### Exercise prompt
Tally every line featuring "Klimakrise", then give that tally alone.

### Data items
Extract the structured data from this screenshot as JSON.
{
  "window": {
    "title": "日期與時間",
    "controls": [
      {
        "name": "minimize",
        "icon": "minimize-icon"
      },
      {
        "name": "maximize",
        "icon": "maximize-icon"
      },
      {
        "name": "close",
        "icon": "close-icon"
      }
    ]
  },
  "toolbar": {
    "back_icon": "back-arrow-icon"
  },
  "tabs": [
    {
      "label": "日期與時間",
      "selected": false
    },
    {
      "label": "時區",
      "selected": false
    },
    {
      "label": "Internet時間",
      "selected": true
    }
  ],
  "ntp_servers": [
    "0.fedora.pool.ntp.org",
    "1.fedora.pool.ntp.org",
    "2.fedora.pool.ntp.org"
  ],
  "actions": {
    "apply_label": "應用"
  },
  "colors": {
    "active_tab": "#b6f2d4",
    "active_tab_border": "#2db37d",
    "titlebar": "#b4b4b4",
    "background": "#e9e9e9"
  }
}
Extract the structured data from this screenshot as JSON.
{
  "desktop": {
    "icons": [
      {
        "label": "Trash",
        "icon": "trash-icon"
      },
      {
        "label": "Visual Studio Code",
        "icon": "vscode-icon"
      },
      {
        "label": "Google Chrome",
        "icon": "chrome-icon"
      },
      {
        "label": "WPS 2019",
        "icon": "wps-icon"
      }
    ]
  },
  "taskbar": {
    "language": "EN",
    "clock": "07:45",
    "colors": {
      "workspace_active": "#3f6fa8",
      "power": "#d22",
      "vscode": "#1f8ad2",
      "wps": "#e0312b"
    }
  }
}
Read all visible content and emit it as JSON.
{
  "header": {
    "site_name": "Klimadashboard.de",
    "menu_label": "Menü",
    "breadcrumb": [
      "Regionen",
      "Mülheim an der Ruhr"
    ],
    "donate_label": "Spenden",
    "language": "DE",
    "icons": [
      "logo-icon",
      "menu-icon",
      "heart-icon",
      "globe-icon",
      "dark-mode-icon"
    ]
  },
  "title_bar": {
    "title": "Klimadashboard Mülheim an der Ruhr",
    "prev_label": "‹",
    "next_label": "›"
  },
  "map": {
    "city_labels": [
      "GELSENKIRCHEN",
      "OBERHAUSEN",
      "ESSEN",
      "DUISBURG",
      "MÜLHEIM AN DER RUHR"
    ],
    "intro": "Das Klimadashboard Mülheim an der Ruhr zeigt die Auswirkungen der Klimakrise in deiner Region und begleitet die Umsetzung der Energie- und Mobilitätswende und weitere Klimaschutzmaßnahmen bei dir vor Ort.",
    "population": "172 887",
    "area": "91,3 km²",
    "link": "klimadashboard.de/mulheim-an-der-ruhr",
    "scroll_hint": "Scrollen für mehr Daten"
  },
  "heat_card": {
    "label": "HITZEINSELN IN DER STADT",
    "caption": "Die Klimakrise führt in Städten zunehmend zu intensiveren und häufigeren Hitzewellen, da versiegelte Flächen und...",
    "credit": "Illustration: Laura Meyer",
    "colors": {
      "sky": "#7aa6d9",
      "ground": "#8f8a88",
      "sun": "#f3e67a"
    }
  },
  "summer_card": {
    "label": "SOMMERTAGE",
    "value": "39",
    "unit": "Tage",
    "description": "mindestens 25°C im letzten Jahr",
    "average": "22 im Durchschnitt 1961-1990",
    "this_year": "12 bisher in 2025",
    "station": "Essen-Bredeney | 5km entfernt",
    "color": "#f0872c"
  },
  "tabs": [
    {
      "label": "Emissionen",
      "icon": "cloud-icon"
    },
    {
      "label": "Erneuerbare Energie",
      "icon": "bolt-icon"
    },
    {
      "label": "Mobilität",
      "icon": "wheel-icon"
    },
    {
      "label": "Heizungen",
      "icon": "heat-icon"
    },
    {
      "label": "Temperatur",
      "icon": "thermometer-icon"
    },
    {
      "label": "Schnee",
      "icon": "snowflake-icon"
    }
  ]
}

### In response
2